- [Page excerpt]

The disparity between The Wall Street Journal's objective news reporters and its right-wing editorial slant was on full display in a reporter’s blog post highlighting how few poll respondents can correctly identify Puerto Ricans as American citizens. The public's lack of awareness is no doubt fed by outlets like the Journal, which slurred Puerto Ricans as “refugees” in an editorial just five weeks ago.
A June 9 blog post in The Wall Street Journal from economics correspondent Nick Timiraos surmised that one of the challenges members of Congress face as they debate bipartisan legislation to help Puerto Rico stabilize and restructure billions of dollars of government debt is that so few of their constituents realize that Puerto Ricans are natural-born American citizens:
Pop quiz: What’s the national citizenship of people born in Puerto Rico to parents who were also born in Puerto Rico?
If you don’t know the answer to that question, you’re not alone. Puerto Ricans are U.S. citizens, but only 43% of Americans answered correctly in a recent Economist/YouGov poll. Some 41% said they were citizens of Puerto Rico, while another 15% weren’t sure.
The statistic underscores one challenge Congress has faced as it considers legislation to address the island’s debt crisis: The issue hasn’t been a high priority for lawmakers partly because their constituents aren’t aware that Puerto Ricans are U.S. citizens.

- [Supplied entries]
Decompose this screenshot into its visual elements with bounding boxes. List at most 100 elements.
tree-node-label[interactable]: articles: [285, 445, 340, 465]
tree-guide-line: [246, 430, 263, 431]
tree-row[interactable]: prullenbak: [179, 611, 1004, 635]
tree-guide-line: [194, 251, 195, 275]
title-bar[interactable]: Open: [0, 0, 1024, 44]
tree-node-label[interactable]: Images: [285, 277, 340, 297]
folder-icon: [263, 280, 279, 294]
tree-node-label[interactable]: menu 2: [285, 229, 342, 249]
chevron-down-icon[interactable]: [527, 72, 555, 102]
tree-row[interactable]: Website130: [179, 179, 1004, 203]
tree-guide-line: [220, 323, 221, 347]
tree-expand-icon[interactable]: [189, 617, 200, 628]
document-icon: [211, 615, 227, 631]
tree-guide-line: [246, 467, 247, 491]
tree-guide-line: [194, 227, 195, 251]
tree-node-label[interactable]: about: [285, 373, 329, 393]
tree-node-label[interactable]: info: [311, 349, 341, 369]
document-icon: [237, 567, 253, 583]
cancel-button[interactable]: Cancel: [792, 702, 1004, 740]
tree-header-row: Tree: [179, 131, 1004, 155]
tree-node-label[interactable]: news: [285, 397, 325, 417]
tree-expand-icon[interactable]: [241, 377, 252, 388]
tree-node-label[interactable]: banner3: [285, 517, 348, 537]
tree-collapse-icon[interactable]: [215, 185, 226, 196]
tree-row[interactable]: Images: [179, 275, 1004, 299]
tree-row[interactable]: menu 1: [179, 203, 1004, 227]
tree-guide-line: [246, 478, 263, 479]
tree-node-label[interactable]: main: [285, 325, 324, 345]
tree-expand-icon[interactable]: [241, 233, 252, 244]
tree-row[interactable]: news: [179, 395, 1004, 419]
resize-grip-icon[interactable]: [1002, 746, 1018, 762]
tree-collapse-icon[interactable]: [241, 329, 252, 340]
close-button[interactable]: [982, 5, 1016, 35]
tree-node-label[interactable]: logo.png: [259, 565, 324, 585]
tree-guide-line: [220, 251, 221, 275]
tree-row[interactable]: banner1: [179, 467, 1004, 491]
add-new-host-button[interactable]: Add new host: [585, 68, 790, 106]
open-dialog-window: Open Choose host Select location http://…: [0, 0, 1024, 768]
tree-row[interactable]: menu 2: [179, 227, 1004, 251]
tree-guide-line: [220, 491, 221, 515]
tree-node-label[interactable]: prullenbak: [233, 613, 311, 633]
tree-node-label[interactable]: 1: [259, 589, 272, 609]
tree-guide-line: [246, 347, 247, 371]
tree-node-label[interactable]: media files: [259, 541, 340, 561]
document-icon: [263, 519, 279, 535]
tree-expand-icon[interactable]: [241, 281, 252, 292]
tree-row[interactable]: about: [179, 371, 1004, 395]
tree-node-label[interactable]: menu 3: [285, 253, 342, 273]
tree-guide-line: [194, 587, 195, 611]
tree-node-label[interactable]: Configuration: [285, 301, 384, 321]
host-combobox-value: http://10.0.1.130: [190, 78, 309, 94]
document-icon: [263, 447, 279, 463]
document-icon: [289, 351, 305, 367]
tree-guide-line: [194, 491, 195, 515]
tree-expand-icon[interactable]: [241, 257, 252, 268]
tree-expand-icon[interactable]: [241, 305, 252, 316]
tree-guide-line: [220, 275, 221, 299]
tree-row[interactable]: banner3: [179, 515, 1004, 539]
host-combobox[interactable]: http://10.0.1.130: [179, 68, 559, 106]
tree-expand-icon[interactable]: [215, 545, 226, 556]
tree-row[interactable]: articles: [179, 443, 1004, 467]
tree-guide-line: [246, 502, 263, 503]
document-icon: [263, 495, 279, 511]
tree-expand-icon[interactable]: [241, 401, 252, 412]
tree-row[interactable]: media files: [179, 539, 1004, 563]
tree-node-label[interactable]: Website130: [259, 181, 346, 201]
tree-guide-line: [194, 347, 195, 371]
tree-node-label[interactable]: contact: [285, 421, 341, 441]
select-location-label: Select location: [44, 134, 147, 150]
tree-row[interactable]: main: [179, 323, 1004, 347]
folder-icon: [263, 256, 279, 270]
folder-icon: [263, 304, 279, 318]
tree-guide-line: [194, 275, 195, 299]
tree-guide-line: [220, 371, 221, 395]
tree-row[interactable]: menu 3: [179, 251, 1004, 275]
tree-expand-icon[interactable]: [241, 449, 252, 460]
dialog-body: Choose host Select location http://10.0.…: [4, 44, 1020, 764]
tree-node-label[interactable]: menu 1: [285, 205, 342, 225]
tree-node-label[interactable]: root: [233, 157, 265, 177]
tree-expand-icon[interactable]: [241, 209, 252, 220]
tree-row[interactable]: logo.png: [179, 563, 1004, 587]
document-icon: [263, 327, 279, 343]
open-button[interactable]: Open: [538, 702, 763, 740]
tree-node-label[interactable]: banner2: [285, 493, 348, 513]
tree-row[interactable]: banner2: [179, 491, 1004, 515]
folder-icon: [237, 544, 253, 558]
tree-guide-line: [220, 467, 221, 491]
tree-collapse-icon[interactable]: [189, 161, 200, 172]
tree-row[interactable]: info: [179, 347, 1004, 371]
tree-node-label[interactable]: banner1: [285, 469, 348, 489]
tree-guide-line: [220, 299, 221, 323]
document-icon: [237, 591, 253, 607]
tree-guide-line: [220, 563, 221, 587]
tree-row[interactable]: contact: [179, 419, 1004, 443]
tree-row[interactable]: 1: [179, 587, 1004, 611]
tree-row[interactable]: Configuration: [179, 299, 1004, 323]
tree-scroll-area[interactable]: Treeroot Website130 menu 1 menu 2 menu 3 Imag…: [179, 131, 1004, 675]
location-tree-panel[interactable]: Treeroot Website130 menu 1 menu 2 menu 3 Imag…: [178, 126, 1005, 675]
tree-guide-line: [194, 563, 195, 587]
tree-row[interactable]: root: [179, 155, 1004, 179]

- [Assignment] From the passage on Puerto Rican citizenship, list every percentage it reports from the Economist/YouGov poll, and say what group each one describes. The items come from a separate source unrelated to the passage on Puerto Rican citizenship.

- [Output for this task]
- 43%: Americans who answered correctly that Puerto Ricans are U.S. citizens
- 41%: those who said Puerto Ricans were citizens of Puerto Rico
- 15%: those who weren't sure